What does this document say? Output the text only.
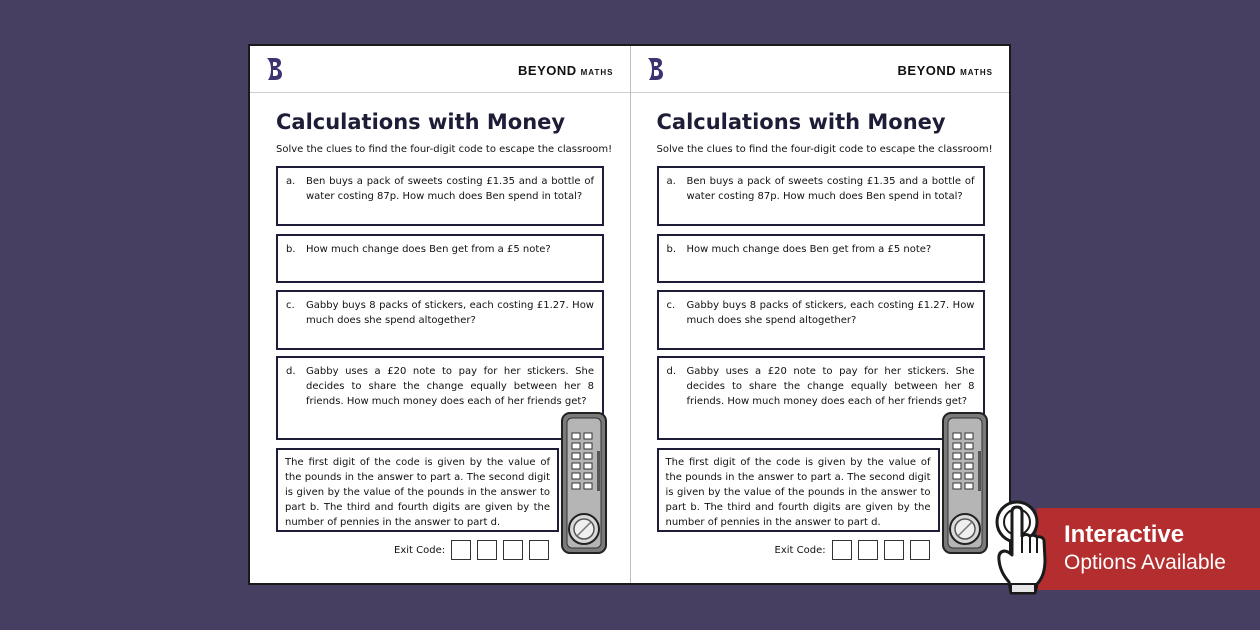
BEYOND MATHS
Calculations with Money
Solve the clues to find the four-digit code to escape the classroom!
a.	Ben buys a pack of sweets costing £1.35 and a bottle of water costing 87p. How much does Ben spend in total?
b.	How much change does Ben get from a £5 note?
c.	Gabby buys 8 packs of stickers, each costing £1.27. How much does she spend altogether?
d.	Gabby uses a £20 note to pay for her stickers. She decides to share the change equally between her 8 friends. How much money does each of her friends get?
The first digit of the code is given by the value of the pounds in the answer to part a. The second digit is given by the value of the pounds in the answer to part b. The third and fourth digits are given by the number of pennies in the answer to part d.
Exit Code:
BEYOND MATHS
Calculations with Money
Solve the clues to find the four-digit code to escape the classroom!
a.	Ben buys a pack of sweets costing £1.35 and a bottle of water costing 87p. How much does Ben spend in total?
b.	How much change does Ben get from a £5 note?
c.	Gabby buys 8 packs of stickers, each costing £1.27. How much does she spend altogether?
d.	Gabby uses a £20 note to pay for her stickers. She decides to share the change equally between her 8 friends. How much money does each of her friends get?
The first digit of the code is given by the value of the pounds in the answer to part a. The second digit is given by the value of the pounds in the answer to part b. The third and fourth digits are given by the number of pennies in the answer to part d.
Exit Code:
Interactive
Options Available
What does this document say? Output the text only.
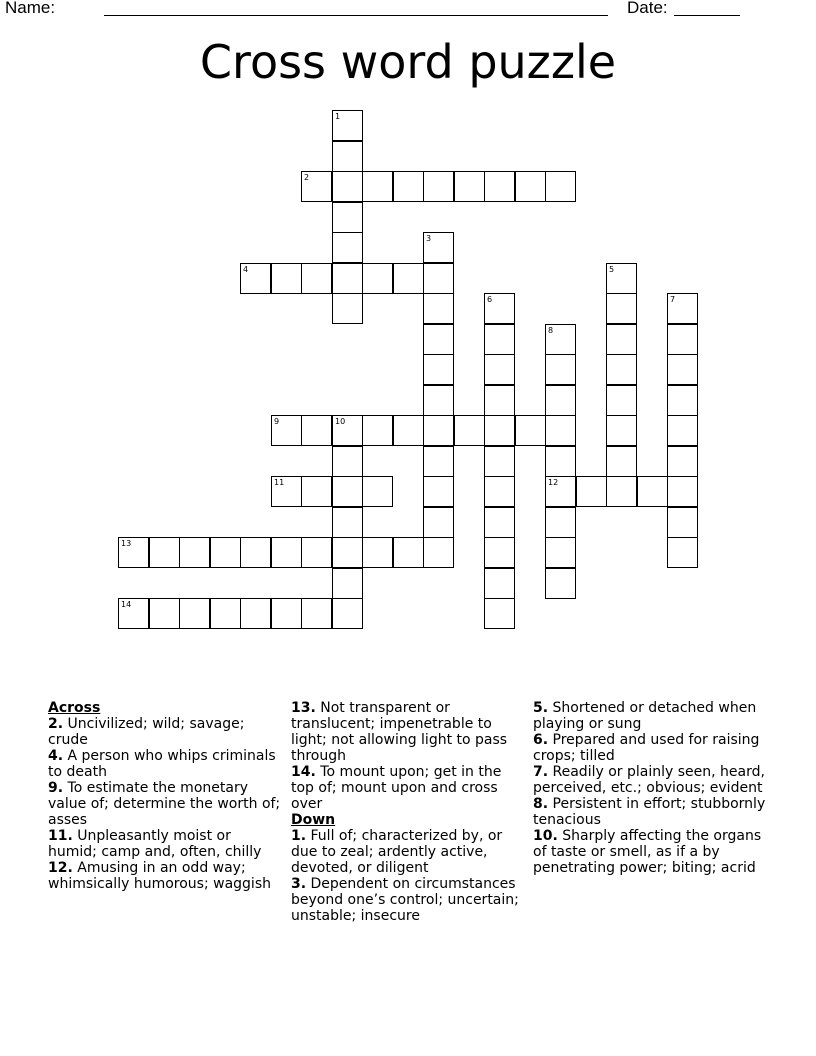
Name:	Date:
Cross word puzzle
2
4
9	10
11	12
13
14
1
3
5
6	7
8
Across
2. Uncivilized; wild; savage; crude
4. A person who whips criminals to death
9. To estimate the monetary value of; determine the worth of; asses
11. Unpleasantly moist or humid; camp and, often, chilly
12. Amusing in an odd way; whimsically humorous; waggish
13. Not transparent or translucent; impenetrable to light; not allowing light to pass through
14. To mount upon; get in the top of; mount upon and cross over
Down
1. Full of; characterized by, or due to zeal; ardently active, devoted, or diligent
3. Dependent on circumstances beyond one’s control; uncertain; unstable; insecure
5. Shortened or detached when playing or sung
6. Prepared and used for raising crops; tilled
7. Readily or plainly seen, heard, perceived, etc.; obvious; evident
8. Persistent in effort; stubbornly tenacious
10. Sharply affecting the organs of taste or smell, as if a by penetrating power; biting; acrid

┄┄┄┄┄┄┄┄┄┄

**Instruction**
Retype all of the entries exactly as written, leaving out any images.

**Complete response**
What does this document say? Output the text only.
BEYOND MATHS
Calculations with Money
Solve the clues to find the four-digit code to escape the classroom!
a.	Ben buys a pack of sweets costing £1.35 and a bottle of water costing 87p. How much does Ben spend in total?
b.	How much change does Ben get from a £5 note?
c.	Gabby buys 8 packs of stickers, each costing £1.27. How much does she spend altogether?
d.	Gabby uses a £20 note to pay for her stickers. She decides to share the change equally between her 8 friends. How much money does each of her friends get?
The first digit of the code is given by the value of the pounds in the answer to part a. The second digit is given by the value of the pounds in the answer to part b. The third and fourth digits are given by the number of pennies in the answer to part d.
Exit Code:
BEYOND MATHS
Calculations with Money
Solve the clues to find the four-digit code to escape the classroom!
a.	Ben buys a pack of sweets costing £1.35 and a bottle of water costing 87p. How much does Ben spend in total?
b.	How much change does Ben get from a £5 note?
c.	Gabby buys 8 packs of stickers, each costing £1.27. How much does she spend altogether?
d.	Gabby uses a £20 note to pay for her stickers. She decides to share the change equally between her 8 friends. How much money does each of her friends get?
The first digit of the code is given by the value of the pounds in the answer to part a. The second digit is given by the value of the pounds in the answer to part b. The third and fourth digits are given by the number of pennies in the answer to part d.
Exit Code:
Interactive
Options Available
What does this document say? Output the text only.
Name:	Date:
Cross word puzzle
2
4
9	10
11	12
13
14
1
3
5
6	7
8
Across
2. Uncivilized; wild; savage; crude
4. A person who whips criminals to death
9. To estimate the monetary value of; determine the worth of; asses
11. Unpleasantly moist or humid; camp and, often, chilly
12. Amusing in an odd way; whimsically humorous; waggish
13. Not transparent or translucent; impenetrable to light; not allowing light to pass through
14. To mount upon; get in the top of; mount upon and cross over
Down
1. Full of; characterized by, or due to zeal; ardently active, devoted, or diligent
3. Dependent on circumstances beyond one’s control; uncertain; unstable; insecure
5. Shortened or detached when playing or sung
6. Prepared and used for raising crops; tilled
7. Readily or plainly seen, heard, perceived, etc.; obvious; evident
8. Persistent in effort; stubbornly tenacious
10. Sharply affecting the organs of taste or smell, as if a by penetrating power; biting; acrid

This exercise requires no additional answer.